• Part of a data file:
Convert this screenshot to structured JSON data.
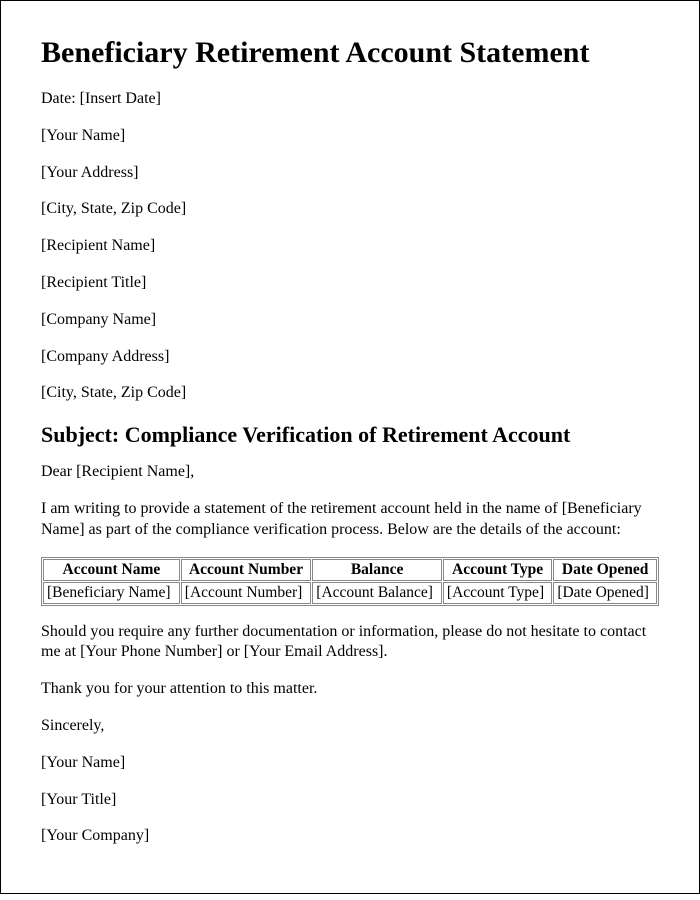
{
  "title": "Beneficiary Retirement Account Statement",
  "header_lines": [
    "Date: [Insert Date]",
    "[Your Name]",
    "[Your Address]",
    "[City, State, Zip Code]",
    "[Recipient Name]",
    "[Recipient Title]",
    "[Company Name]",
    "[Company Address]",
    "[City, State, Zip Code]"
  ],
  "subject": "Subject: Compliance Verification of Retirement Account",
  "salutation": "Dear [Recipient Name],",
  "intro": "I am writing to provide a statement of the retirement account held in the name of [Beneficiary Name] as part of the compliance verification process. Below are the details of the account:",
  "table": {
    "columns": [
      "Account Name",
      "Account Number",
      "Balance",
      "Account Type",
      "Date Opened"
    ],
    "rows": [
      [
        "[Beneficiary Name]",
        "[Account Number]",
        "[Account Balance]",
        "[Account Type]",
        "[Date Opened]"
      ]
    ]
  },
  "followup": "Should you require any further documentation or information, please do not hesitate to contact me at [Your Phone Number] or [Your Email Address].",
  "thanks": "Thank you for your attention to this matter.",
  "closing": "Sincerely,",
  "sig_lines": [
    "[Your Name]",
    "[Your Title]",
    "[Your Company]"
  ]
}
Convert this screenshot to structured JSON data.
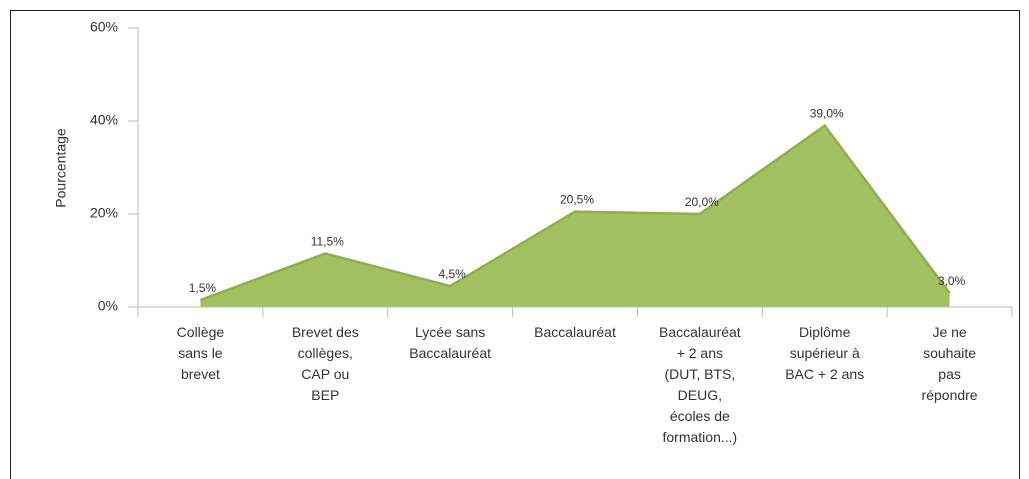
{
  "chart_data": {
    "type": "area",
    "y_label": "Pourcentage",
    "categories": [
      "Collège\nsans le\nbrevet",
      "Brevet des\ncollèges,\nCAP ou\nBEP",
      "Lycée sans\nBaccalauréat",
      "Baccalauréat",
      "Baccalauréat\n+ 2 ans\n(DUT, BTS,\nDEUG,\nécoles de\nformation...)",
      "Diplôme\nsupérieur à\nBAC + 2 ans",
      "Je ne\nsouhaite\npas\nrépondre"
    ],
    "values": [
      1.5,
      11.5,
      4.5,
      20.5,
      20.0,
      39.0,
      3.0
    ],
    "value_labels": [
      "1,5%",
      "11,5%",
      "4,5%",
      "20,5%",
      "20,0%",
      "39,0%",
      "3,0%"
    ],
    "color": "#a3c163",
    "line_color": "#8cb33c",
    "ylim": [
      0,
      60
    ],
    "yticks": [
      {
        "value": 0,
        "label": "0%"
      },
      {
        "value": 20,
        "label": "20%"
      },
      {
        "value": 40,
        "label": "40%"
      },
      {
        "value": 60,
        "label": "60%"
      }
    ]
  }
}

• Exercise requirements:
Count every line above that holds the string "Number" and give the total, nothing more.

• Task result:
3